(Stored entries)

================================

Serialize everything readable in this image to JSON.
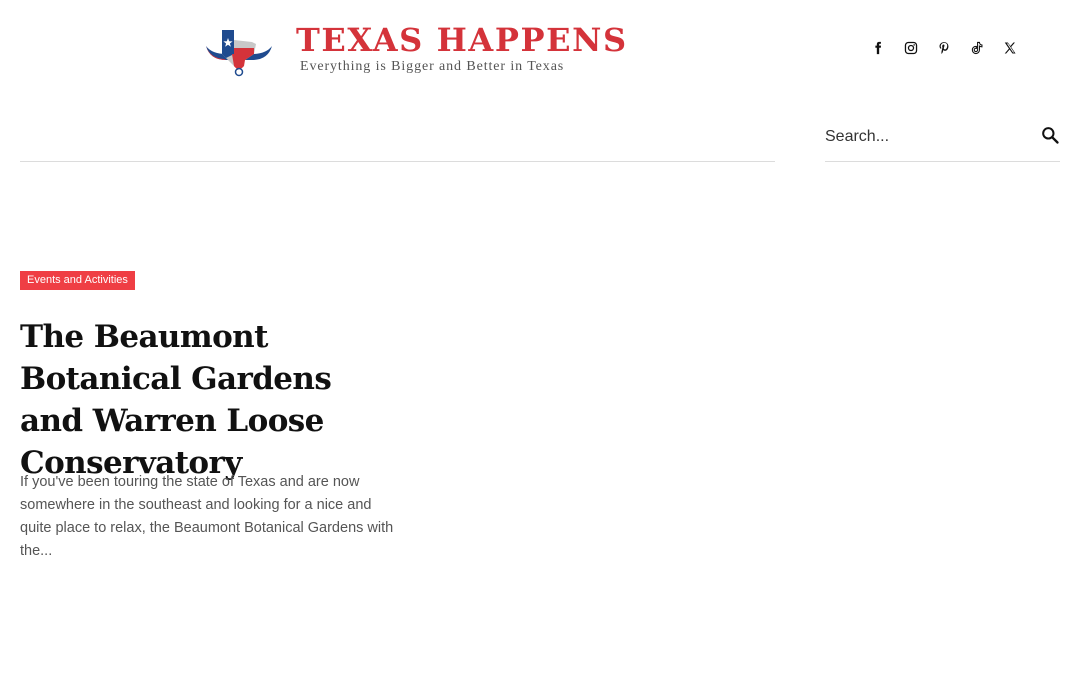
{
  "header": {
    "site_title": "TEXAS HAPPENS",
    "tagline": "Everything is Bigger and Better in Texas",
    "social": [
      {
        "name": "facebook-icon"
      },
      {
        "name": "instagram-icon"
      },
      {
        "name": "pinterest-icon"
      },
      {
        "name": "tiktok-icon"
      },
      {
        "name": "x-icon"
      }
    ]
  },
  "search": {
    "placeholder": "Search...",
    "icon": "search-icon"
  },
  "post": {
    "category": "Events and Activities",
    "title": "The Beaumont Botanical Gardens and Warren Loose Conservatory",
    "excerpt": "If you've been touring the state of Texas and are now somewhere in the southeast and looking for a nice and quite place to relax, the Beaumont Botanical Gardens with the..."
  },
  "colors": {
    "brand_red": "#d4333a",
    "category_bg": "#ef3e44",
    "texas_blue": "#1f4b8f"
  }
}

================================

◆ **Given task**
Write out every line of the data that holds the word "Beaumont".

◆ **Solved problem**
    "title": "The Beaumont Botanical Gardens and Warren Loose Conservatory",
    "excerpt": "If you've been touring the state of Texas and are now somewhere in the southeast and looking for a nice and quite place to relax, the Beaumont Botanical Gardens with the..."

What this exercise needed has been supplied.